■ **REQUIREMENTS**
Looking at the data below, count the lines that contain the string "Never". Write only the total.

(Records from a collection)
****************************************
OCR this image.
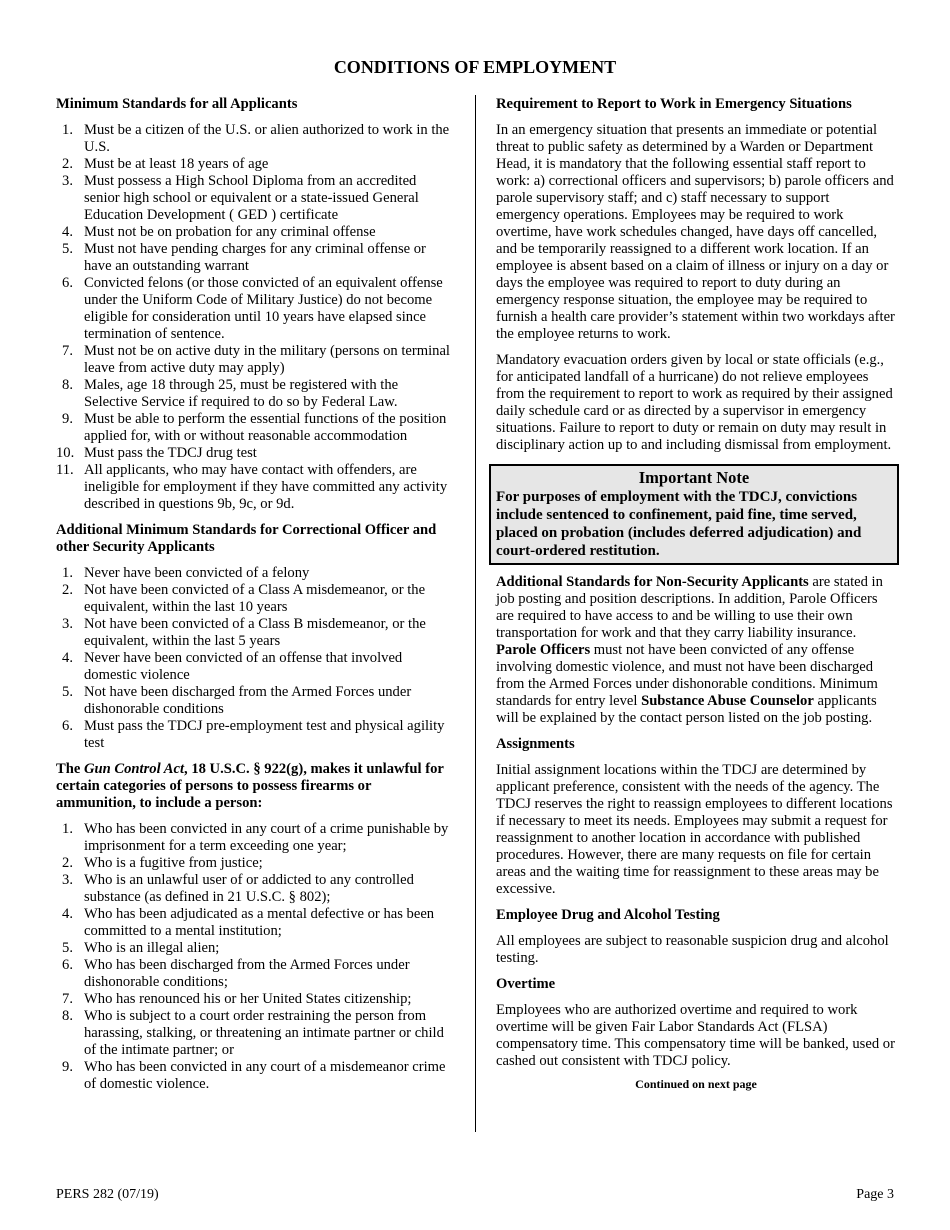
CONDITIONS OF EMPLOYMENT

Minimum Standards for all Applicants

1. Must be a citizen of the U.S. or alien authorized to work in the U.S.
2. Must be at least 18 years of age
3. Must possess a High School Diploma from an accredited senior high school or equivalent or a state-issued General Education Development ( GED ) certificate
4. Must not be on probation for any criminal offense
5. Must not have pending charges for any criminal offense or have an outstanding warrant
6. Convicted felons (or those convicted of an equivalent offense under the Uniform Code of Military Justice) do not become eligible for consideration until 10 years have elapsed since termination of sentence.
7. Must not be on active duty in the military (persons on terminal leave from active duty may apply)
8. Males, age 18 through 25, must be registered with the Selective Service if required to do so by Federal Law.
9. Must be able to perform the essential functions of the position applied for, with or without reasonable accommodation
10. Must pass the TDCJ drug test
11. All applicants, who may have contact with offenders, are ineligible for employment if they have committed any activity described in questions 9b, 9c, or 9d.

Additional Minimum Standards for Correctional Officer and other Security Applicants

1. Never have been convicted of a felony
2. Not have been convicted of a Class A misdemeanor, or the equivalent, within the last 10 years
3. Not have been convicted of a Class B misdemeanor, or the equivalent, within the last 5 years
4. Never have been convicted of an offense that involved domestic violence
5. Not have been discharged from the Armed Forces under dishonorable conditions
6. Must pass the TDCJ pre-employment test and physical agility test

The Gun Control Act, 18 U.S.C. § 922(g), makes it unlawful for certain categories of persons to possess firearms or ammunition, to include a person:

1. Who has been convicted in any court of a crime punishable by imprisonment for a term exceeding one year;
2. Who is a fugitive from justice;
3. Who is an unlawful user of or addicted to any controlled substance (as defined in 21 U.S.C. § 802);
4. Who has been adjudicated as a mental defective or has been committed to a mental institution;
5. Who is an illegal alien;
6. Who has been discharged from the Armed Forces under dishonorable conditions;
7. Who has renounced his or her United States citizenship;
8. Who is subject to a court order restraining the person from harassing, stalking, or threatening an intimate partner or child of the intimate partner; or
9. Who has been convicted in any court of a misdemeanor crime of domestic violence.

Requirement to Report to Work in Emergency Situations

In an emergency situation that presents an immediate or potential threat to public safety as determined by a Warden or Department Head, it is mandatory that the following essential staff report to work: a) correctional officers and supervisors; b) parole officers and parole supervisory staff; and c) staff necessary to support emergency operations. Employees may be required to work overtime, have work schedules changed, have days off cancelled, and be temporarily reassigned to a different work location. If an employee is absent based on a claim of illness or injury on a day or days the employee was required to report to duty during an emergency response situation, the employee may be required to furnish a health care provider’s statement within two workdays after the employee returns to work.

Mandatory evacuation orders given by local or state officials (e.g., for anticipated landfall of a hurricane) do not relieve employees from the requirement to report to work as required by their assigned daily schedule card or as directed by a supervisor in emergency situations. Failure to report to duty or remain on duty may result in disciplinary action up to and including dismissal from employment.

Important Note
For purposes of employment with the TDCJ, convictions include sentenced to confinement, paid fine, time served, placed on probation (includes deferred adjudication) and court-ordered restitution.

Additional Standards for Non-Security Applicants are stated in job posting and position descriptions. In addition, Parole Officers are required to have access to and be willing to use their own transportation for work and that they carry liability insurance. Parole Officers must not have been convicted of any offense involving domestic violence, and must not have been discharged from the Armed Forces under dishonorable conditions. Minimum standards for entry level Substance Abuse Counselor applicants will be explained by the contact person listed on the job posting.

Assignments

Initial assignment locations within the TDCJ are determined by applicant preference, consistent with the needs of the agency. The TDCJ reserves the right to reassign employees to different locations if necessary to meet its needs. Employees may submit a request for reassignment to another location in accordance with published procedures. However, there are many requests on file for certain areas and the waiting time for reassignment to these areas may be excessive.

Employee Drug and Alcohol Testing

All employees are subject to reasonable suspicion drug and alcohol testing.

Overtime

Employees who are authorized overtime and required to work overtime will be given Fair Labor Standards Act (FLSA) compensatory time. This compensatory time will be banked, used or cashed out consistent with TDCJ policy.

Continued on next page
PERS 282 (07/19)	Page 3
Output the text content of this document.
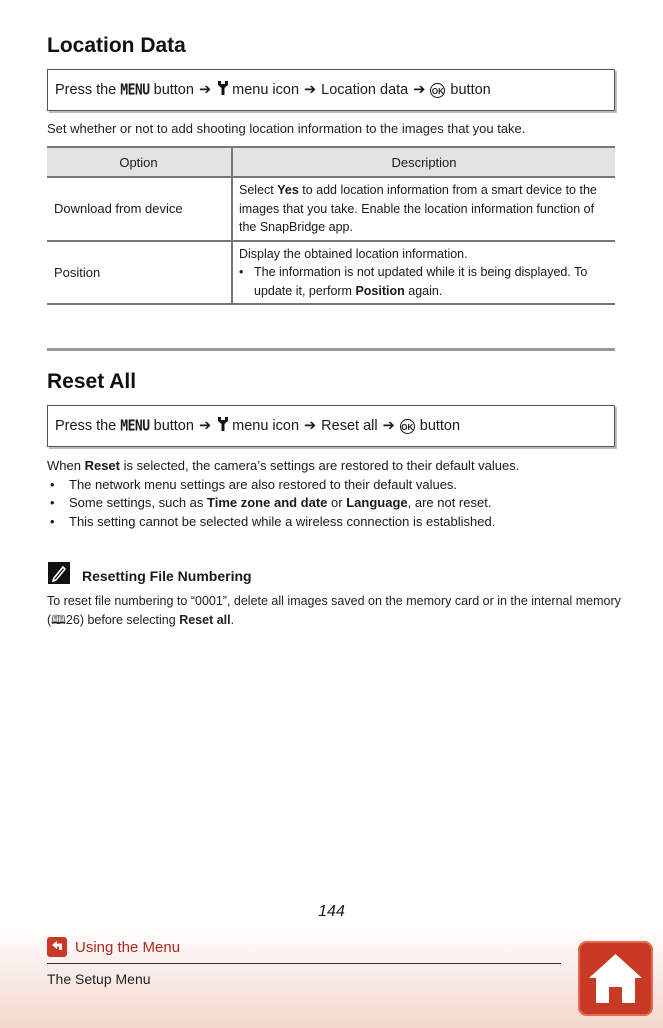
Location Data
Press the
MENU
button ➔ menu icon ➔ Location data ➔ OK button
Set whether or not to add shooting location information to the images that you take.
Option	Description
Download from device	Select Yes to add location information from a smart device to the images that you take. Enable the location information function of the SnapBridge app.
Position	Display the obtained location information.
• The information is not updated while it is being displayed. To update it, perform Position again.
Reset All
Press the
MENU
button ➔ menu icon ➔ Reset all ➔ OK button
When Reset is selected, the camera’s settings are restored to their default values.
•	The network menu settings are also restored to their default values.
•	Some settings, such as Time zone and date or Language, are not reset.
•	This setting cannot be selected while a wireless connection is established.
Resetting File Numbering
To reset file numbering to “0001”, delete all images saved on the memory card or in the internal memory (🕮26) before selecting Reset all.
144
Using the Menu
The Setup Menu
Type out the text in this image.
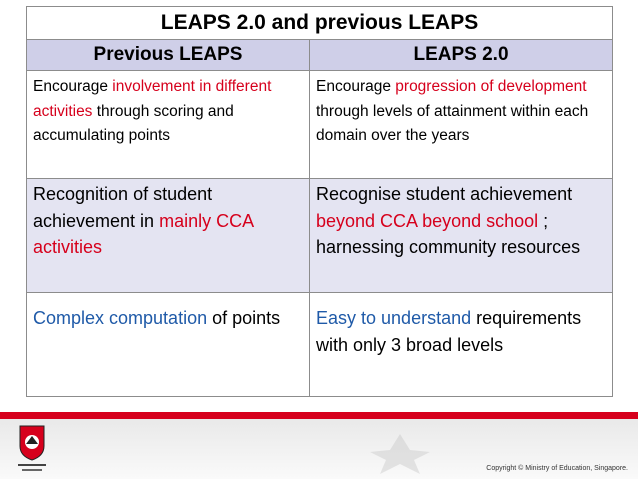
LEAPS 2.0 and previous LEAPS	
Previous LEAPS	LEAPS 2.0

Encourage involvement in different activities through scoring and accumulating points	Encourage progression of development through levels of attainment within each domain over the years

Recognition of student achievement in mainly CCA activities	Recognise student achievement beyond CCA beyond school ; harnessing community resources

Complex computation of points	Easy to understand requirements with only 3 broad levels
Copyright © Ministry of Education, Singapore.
****************************************
■ **EXERCISE OUTPUT**
2